[PROVIDED TEXT]

** BEGIN **

Technical Article

ADC Linearity Testing: the Sinusoidal Histogram Method

October 20, 2023 by Dr. Steve Arar

This article explains how to use a histogram test with a sinusoidal input to determine analog-to-digital converter (ADC) parameters, along with the advantages of doing so.

The previous article in this series explored the usefulness of the linear ramp histogram test in determining the transfer function of an analog-to-digital converter (ADC). This time, we’ll focus on the sinusoidal histogram test. We’ll begin by discussing the advantages this form of histogram testing holds over the linear ramp method, then work through equations and use the sinusoidal histogram method to determine the nonlinearity of a hypothetical 4-bit ADC.


Why Sinusoidal Histogram Testing?

Producing a perfectly linear ramp input is a fundamental requirement of the linear ramp histogram test. Any nonlinearity in the input signal directly adds to measurement error. This is a problem, since the linearity of the ramp signal produced by typical signal generators is limited to 8 to 10 bits.

By contrast, we can filter out the harmonics of a sinusoidal signal to achieve a higher linearity than what’s provided by the signal generator. The filter can also suppress a large portion of the noise riding on the signal to increase the measurement precision. With a ramp input, a filter can’t be used for noise reduction, as it changes the shape of the waveform.

In many applications, the ADC processes a rapidly changing signal. A dynamic test can better predict the ADC performance in such applications. A high-frequency sinusoidal input allows us to measure the ADC transition points, which we can then use to assess the AC-related errors (or dynamic performance) of the ADC. While in principle we could use a high frequency ramp input to measure the AC-related errors, maintaining the ramp linearity becomes even more challenging at higher frequencies.


Amplitude Distribution of a Sine Wave

In a linear ramp histogram test, the input distribution is uniform. Since an ideal ADC exhibits an equal probability of generating any of the codes, this feature makes analyzing the test results of the ramp histogram method very straightforward. A sine wave has a more complicated distribution, which in turn complicates the test equations.

Let’s derive the probability density function (PDF) of the samples produced by the sine wave shown below (Figure 1).


Figure 1. Sinusoidal AC input for an example ADC.


The waveform corresponds to the following equation:

\[V_{IN} = A sin(2\pi f t) + B\]

Equation 1.

** END **

[THE TASKS]
- 1) From the ADC testing article, quote the stretch from "ADC Linearity Testing: the" through "hypothetical 4-bit ADC.".
- 2) According to the ADC testing article, why can't a filter be used to reduce noise when the input is a linear ramp?
- 3) Render this sentence from the ADC testing article in Spanish: "A dynamic test can better predict the ADC performance in such applications."

[Stored items]
** BEGIN **

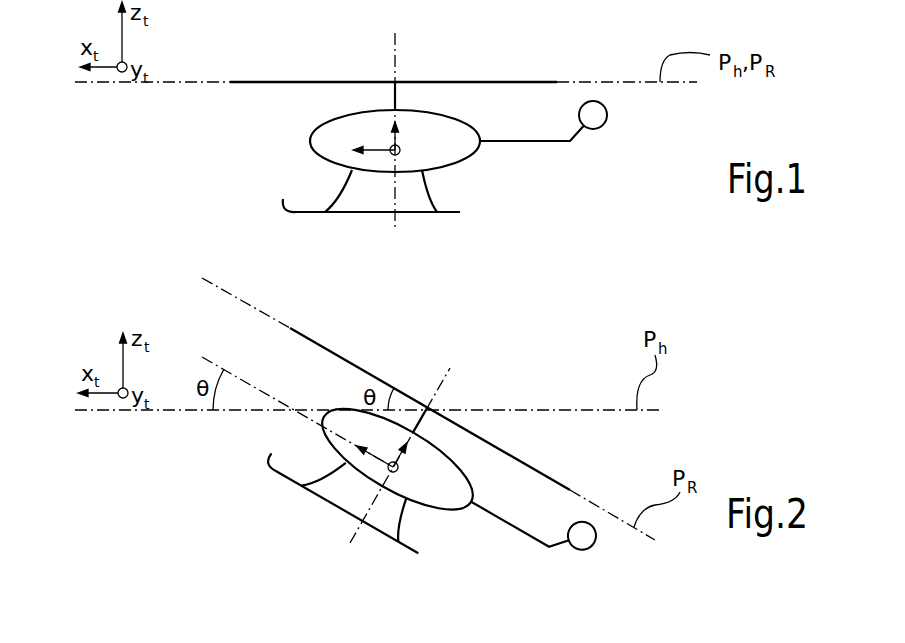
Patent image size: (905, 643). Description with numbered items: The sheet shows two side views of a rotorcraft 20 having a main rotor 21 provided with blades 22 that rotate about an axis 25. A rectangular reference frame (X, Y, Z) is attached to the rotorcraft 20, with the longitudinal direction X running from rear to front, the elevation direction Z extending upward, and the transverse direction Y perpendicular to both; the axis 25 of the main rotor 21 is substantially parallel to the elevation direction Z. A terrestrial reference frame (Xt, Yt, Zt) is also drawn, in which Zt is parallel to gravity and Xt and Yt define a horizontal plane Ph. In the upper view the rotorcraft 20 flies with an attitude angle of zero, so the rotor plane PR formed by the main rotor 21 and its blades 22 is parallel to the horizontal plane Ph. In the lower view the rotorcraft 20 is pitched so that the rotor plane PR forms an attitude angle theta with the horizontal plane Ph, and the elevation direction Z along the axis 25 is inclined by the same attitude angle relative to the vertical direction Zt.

In FIG. 1, the rotorcraft 20 is at (515, 194).
In FIG. 2, the rotorcraft 20 is at (490, 569).
In FIG. 1, the main rotor 21 is at (238, 105).
In FIG. 2, the main rotor 21 is at (240, 271).
In FIG. 1, the blades 22 is at (278, 82).
In FIG. 2, the blades 22 is at (353, 364).
In FIG. 1, the axis 25 is at (395, 45).
In FIG. 2, the axis 25 is at (445, 378).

** END **

[ANSWER SET]
- 1)
ADC Linearity Testing: the Sinusoidal Histogram Method

October 20, 2023 by Dr. Steve Arar

This article explains how to use a histogram test with a sinusoidal input to determine analog-to-digital converter (ADC) parameters, along with the advantages of doing so.

The previous article in this series explored the usefulness of the linear ramp histogram test in determining the transfer function of an analog-to-digital converter (ADC). This time, we’ll focus on the sinusoidal histogram test. We’ll begin by discussing the advantages this form of histogram testing holds over the linear ramp method, then work through equations and use the sinusoidal histogram method to determine the nonlinearity of a hypothetical 4-bit ADC.

- 2) A filter would change the shape of the ramp waveform, so it can't be applied for noise reduction. A sinusoidal input, by contrast, can be filtered to remove its harmonics and suppress much of the noise riding on it.

- 3) Una prueba dinámica puede predecir mejor el rendimiento del ADC en tales aplicaciones.